-- Start Record excerpts --
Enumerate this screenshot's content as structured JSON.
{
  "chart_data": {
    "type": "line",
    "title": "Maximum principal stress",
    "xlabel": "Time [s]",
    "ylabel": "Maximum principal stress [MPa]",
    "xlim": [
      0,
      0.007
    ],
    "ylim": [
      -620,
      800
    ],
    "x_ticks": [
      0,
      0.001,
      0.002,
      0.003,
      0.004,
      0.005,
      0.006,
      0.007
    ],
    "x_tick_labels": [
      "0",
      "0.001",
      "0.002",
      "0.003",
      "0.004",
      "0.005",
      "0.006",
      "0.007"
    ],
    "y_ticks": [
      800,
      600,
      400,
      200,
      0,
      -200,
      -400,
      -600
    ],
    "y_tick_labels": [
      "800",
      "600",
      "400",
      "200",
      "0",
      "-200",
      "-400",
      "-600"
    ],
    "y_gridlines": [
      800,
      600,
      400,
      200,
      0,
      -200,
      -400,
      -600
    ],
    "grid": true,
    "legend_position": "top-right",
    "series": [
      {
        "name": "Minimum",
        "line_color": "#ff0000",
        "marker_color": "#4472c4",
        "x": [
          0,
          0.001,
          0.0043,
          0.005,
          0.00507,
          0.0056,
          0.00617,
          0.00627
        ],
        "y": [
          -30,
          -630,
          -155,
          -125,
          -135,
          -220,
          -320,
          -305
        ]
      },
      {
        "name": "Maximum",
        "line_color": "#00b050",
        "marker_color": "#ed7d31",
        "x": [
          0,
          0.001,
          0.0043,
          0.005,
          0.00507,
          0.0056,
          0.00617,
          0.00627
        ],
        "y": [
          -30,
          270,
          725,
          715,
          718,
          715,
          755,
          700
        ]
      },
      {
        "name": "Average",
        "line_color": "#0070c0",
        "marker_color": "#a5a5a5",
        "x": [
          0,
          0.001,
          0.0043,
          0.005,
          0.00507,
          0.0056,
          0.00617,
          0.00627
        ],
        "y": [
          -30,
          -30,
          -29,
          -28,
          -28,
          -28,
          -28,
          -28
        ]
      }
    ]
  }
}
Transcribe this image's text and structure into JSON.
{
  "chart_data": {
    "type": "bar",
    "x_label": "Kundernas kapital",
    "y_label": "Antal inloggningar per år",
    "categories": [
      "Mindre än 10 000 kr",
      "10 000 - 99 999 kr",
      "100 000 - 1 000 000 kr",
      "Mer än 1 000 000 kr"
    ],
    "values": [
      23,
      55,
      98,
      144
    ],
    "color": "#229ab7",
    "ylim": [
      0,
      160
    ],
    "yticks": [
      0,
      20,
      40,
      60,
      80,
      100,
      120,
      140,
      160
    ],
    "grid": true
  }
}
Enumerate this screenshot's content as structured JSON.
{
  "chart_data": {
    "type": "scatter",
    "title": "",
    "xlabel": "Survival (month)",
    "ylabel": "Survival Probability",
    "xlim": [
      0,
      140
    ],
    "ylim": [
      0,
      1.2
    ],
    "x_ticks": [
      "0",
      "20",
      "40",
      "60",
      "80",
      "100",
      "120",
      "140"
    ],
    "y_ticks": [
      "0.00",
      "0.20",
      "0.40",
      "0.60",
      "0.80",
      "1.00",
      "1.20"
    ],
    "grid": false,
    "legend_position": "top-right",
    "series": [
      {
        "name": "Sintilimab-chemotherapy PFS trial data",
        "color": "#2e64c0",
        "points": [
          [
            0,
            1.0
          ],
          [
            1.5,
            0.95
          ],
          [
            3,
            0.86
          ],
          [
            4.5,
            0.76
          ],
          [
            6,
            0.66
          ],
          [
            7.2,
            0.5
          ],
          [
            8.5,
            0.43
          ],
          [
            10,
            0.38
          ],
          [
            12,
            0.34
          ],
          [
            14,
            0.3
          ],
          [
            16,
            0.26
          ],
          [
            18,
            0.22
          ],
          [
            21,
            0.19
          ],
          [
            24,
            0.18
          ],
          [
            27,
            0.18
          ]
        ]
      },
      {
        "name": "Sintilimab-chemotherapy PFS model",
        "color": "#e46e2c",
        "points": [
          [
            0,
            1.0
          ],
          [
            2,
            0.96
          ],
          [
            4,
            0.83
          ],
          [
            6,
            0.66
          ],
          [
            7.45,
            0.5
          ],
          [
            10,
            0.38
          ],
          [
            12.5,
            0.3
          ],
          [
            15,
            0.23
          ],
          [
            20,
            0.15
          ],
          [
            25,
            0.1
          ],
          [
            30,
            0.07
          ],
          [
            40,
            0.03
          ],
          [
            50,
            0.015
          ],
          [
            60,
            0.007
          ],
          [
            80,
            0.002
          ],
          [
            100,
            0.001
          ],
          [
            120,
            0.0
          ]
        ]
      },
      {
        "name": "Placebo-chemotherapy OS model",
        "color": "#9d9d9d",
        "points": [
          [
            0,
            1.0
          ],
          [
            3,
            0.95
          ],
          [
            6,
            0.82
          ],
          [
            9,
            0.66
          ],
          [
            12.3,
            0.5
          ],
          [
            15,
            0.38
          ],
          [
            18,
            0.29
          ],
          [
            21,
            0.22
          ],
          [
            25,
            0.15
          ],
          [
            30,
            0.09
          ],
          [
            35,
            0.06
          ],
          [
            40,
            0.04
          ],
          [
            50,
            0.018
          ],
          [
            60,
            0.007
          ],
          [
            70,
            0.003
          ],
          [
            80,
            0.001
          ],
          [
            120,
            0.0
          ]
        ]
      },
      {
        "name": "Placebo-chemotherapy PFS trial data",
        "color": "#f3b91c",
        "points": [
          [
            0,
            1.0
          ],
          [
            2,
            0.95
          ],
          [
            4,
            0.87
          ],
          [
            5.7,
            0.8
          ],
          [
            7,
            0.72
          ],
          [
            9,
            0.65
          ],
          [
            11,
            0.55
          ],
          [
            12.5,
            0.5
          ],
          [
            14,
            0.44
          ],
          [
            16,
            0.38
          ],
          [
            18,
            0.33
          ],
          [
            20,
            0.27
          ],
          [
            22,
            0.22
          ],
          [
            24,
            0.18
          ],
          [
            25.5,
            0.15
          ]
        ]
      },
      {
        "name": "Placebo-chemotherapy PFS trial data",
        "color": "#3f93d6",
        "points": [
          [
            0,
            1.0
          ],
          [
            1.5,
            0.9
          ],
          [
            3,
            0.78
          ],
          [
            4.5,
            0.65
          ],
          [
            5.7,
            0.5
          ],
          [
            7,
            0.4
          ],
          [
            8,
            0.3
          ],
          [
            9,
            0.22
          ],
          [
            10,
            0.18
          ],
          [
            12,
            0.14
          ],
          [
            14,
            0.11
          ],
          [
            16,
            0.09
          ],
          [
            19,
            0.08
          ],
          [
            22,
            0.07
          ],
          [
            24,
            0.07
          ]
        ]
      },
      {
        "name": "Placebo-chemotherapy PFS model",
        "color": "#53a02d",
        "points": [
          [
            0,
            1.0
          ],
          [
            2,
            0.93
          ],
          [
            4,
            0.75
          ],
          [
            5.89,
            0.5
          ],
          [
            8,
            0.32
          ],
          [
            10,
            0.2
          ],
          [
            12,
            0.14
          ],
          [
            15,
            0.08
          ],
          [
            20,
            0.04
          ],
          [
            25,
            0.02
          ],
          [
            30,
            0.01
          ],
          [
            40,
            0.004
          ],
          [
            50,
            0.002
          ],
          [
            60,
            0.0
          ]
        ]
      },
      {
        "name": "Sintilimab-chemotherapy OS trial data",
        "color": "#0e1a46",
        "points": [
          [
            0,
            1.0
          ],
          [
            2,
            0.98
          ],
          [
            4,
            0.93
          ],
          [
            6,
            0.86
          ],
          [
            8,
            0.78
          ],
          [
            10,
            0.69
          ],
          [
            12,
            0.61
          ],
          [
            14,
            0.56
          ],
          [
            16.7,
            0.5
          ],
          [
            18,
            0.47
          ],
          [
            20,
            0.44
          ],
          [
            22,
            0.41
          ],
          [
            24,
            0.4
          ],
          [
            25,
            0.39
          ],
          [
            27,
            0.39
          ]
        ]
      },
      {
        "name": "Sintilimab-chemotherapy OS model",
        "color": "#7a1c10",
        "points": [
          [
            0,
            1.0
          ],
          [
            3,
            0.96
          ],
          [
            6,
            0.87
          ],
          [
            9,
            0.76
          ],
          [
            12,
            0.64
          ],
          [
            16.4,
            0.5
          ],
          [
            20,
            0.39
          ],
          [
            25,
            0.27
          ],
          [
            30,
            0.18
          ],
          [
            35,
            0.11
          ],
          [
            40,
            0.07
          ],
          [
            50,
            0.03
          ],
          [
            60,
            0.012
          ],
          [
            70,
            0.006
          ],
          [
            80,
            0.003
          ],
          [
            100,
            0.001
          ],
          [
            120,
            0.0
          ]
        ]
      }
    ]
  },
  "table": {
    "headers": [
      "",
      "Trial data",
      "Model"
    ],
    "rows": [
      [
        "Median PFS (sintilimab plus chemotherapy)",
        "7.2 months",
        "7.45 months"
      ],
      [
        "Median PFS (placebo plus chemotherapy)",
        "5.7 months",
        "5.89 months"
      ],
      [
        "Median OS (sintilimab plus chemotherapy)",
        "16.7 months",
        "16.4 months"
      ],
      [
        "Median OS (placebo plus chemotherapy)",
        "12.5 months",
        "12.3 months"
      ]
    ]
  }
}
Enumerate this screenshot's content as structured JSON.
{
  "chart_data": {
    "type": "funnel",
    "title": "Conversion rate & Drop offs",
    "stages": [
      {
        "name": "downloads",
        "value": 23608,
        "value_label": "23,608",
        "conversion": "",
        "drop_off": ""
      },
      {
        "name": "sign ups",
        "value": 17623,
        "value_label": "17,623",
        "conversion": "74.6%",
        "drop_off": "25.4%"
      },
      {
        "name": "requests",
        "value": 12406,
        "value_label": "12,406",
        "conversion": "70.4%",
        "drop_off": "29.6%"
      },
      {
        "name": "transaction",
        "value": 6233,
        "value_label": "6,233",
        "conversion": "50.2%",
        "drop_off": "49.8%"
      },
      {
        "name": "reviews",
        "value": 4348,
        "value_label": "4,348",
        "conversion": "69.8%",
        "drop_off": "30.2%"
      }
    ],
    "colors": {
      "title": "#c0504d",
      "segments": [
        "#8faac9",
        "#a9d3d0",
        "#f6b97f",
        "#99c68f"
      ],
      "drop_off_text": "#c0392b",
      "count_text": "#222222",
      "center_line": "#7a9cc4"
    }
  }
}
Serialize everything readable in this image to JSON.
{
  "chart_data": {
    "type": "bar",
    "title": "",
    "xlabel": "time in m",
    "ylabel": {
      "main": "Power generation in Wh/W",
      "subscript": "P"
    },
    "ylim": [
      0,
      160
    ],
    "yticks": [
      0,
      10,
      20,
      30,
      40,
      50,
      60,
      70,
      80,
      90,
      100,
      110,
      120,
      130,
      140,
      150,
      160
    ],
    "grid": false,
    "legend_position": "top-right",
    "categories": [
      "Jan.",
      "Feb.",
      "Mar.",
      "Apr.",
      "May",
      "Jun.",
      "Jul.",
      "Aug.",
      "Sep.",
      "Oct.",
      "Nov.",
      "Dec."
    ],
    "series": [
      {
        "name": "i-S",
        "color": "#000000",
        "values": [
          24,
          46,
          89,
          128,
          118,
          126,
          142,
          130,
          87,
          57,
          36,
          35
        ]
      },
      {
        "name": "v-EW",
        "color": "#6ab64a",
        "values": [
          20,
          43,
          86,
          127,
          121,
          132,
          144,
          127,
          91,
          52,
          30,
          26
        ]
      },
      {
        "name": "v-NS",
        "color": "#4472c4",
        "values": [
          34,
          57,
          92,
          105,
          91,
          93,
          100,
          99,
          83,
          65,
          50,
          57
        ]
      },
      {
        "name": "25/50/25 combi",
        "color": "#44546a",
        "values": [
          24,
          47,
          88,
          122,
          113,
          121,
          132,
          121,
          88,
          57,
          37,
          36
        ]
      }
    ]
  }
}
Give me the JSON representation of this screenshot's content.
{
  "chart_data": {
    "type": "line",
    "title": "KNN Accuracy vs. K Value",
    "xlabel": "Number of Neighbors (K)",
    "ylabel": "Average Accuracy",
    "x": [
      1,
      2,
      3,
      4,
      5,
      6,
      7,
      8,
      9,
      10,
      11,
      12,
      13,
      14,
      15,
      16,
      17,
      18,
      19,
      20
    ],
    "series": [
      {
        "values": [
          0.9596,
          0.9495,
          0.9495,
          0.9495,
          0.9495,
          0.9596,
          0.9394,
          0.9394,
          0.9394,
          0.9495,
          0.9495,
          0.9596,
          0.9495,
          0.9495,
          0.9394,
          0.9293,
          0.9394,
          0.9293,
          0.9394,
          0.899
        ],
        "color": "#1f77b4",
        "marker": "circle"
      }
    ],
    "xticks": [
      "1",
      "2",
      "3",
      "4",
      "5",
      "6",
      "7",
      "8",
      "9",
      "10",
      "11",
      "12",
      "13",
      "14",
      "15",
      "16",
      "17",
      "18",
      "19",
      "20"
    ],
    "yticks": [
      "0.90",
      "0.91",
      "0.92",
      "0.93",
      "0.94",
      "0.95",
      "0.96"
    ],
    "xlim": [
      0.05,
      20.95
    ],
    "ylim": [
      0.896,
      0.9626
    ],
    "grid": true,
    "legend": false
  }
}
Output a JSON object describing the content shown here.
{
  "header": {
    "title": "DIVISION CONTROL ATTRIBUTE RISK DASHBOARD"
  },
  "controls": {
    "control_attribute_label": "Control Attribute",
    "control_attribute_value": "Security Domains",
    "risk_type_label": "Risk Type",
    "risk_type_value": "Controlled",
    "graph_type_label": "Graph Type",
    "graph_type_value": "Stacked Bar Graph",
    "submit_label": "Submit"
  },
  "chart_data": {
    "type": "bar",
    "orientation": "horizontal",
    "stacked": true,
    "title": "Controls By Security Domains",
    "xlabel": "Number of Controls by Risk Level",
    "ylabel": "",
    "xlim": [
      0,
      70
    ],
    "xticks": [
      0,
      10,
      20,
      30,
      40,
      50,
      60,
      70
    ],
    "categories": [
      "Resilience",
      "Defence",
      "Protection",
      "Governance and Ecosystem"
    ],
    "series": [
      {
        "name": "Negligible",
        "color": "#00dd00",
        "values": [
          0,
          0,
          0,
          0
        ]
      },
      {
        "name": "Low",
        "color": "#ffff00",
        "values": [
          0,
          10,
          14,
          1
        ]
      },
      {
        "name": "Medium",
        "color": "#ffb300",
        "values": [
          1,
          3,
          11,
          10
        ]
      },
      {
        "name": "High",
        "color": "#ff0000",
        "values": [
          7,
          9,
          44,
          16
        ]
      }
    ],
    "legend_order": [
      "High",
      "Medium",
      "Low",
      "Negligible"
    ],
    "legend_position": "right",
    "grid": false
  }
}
-- End Record excerpts --
(Task objective): Find each line holding the word "ylabel" and copy it.

(Solved problem):
    "ylabel": "Maximum principal stress [MPa]",
    "ylabel": "Survival Probability",
    "ylabel": {
    "ylabel": "Average Accuracy",
    "ylabel": "",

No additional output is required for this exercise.